The task: Please write out the material that follows, exactly as it stands.

Input:

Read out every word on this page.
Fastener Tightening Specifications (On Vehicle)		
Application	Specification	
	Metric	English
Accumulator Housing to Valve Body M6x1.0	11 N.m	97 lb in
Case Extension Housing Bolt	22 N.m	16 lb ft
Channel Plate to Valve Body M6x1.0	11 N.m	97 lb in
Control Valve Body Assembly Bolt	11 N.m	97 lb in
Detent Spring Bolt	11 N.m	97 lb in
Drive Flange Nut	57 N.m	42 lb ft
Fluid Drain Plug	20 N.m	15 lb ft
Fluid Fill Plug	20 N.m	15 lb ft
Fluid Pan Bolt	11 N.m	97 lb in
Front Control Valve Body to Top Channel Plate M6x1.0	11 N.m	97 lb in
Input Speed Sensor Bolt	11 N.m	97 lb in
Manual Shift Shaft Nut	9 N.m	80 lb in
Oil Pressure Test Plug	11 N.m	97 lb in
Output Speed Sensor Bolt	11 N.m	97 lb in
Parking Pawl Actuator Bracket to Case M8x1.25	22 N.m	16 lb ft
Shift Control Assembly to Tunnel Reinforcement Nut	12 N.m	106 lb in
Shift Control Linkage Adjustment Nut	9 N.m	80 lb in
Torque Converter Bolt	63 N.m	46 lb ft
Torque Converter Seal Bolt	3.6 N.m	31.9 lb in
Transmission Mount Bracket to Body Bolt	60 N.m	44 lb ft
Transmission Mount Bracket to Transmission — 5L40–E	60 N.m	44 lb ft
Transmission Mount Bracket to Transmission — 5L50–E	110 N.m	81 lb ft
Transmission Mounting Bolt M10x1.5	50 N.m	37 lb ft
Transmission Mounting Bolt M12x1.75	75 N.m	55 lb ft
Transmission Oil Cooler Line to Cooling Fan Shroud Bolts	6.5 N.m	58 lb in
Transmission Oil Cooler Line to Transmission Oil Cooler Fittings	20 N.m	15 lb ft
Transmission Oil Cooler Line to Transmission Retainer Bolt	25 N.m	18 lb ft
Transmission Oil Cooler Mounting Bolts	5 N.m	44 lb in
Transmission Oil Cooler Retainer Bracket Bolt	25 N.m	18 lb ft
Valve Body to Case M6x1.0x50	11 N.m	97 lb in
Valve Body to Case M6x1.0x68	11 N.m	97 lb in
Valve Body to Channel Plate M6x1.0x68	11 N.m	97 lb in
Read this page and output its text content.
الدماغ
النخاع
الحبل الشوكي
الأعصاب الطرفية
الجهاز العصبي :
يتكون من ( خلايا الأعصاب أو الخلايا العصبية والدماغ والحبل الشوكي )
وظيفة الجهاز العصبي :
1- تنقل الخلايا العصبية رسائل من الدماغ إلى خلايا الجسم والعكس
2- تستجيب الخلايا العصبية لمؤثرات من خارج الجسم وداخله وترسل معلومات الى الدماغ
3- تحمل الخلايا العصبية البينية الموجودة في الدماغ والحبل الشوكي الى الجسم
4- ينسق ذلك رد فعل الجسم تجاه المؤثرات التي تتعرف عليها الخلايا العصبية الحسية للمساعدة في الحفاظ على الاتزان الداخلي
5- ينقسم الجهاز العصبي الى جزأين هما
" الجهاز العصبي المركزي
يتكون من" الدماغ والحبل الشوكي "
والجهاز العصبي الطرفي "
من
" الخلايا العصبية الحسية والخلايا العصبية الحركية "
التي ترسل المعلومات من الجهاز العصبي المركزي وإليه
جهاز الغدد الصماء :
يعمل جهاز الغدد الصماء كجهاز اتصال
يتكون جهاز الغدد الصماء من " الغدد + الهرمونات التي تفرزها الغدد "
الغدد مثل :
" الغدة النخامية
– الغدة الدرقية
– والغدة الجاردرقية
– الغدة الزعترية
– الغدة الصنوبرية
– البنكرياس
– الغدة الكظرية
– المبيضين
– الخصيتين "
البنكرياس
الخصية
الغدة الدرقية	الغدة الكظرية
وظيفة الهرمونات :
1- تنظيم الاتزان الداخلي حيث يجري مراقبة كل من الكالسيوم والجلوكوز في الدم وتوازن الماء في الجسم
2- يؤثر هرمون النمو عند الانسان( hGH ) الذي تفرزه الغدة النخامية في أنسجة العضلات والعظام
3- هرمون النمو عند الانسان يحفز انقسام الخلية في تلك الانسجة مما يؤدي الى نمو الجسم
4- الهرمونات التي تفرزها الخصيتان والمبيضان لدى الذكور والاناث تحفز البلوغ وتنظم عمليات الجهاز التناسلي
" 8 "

Task response:
Read out every word on this page.
Fastener Tightening Specifications (On Vehicle)		
Application	Specification	
	Metric	English
Accumulator Housing to Valve Body M6x1.0	11 N.m	97 lb in
Case Extension Housing Bolt	22 N.m	16 lb ft
Channel Plate to Valve Body M6x1.0	11 N.m	97 lb in
Control Valve Body Assembly Bolt	11 N.m	97 lb in
Detent Spring Bolt	11 N.m	97 lb in
Drive Flange Nut	57 N.m	42 lb ft
Fluid Drain Plug	20 N.m	15 lb ft
Fluid Fill Plug	20 N.m	15 lb ft
Fluid Pan Bolt	11 N.m	97 lb in
Front Control Valve Body to Top Channel Plate M6x1.0	11 N.m	97 lb in
Input Speed Sensor Bolt	11 N.m	97 lb in
Manual Shift Shaft Nut	9 N.m	80 lb in
Oil Pressure Test Plug	11 N.m	97 lb in
Output Speed Sensor Bolt	11 N.m	97 lb in
Parking Pawl Actuator Bracket to Case M8x1.25	22 N.m	16 lb ft
Shift Control Assembly to Tunnel Reinforcement Nut	12 N.m	106 lb in
Shift Control Linkage Adjustment Nut	9 N.m	80 lb in
Torque Converter Bolt	63 N.m	46 lb ft
Torque Converter Seal Bolt	3.6 N.m	31.9 lb in
Transmission Mount Bracket to Body Bolt	60 N.m	44 lb ft
Transmission Mount Bracket to Transmission — 5L40–E	60 N.m	44 lb ft
Transmission Mount Bracket to Transmission — 5L50–E	110 N.m	81 lb ft
Transmission Mounting Bolt M10x1.5	50 N.m	37 lb ft
Transmission Mounting Bolt M12x1.75	75 N.m	55 lb ft
Transmission Oil Cooler Line to Cooling Fan Shroud Bolts	6.5 N.m	58 lb in
Transmission Oil Cooler Line to Transmission Oil Cooler Fittings	20 N.m	15 lb ft
Transmission Oil Cooler Line to Transmission Retainer Bolt	25 N.m	18 lb ft
Transmission Oil Cooler Mounting Bolts	5 N.m	44 lb in
Transmission Oil Cooler Retainer Bracket Bolt	25 N.m	18 lb ft
Valve Body to Case M6x1.0x50	11 N.m	97 lb in
Valve Body to Case M6x1.0x68	11 N.m	97 lb in
Valve Body to Channel Plate M6x1.0x68	11 N.m	97 lb in
Read this page and output its text content.
الدماغ
النخاع
الحبل الشوكي
الأعصاب الطرفية
الجهاز العصبي :
يتكون من ( خلايا الأعصاب أو الخلايا العصبية والدماغ والحبل الشوكي )
وظيفة الجهاز العصبي :
1- تنقل الخلايا العصبية رسائل من الدماغ إلى خلايا الجسم والعكس
2- تستجيب الخلايا العصبية لمؤثرات من خارج الجسم وداخله وترسل معلومات الى الدماغ
3- تحمل الخلايا العصبية البينية الموجودة في الدماغ والحبل الشوكي الى الجسم
4- ينسق ذلك رد فعل الجسم تجاه المؤثرات التي تتعرف عليها الخلايا العصبية الحسية للمساعدة في الحفاظ على الاتزان الداخلي
5- ينقسم الجهاز العصبي الى جزأين هما
" الجهاز العصبي المركزي
يتكون من" الدماغ والحبل الشوكي "
والجهاز العصبي الطرفي "
من
" الخلايا العصبية الحسية والخلايا العصبية الحركية "
التي ترسل المعلومات من الجهاز العصبي المركزي وإليه
جهاز الغدد الصماء :
يعمل جهاز الغدد الصماء كجهاز اتصال
يتكون جهاز الغدد الصماء من " الغدد + الهرمونات التي تفرزها الغدد "
الغدد مثل :
" الغدة النخامية
– الغدة الدرقية
– والغدة الجاردرقية
– الغدة الزعترية
– الغدة الصنوبرية
– البنكرياس
– الغدة الكظرية
– المبيضين
– الخصيتين "
البنكرياس
الخصية
الغدة الدرقية	الغدة الكظرية
وظيفة الهرمونات :
1- تنظيم الاتزان الداخلي حيث يجري مراقبة كل من الكالسيوم والجلوكوز في الدم وتوازن الماء في الجسم
2- يؤثر هرمون النمو عند الانسان( hGH ) الذي تفرزه الغدة النخامية في أنسجة العضلات والعظام
3- هرمون النمو عند الانسان يحفز انقسام الخلية في تلك الانسجة مما يؤدي الى نمو الجسم
4- الهرمونات التي تفرزها الخصيتان والمبيضان لدى الذكور والاناث تحفز البلوغ وتنظم عمليات الجهاز التناسلي
" 8 "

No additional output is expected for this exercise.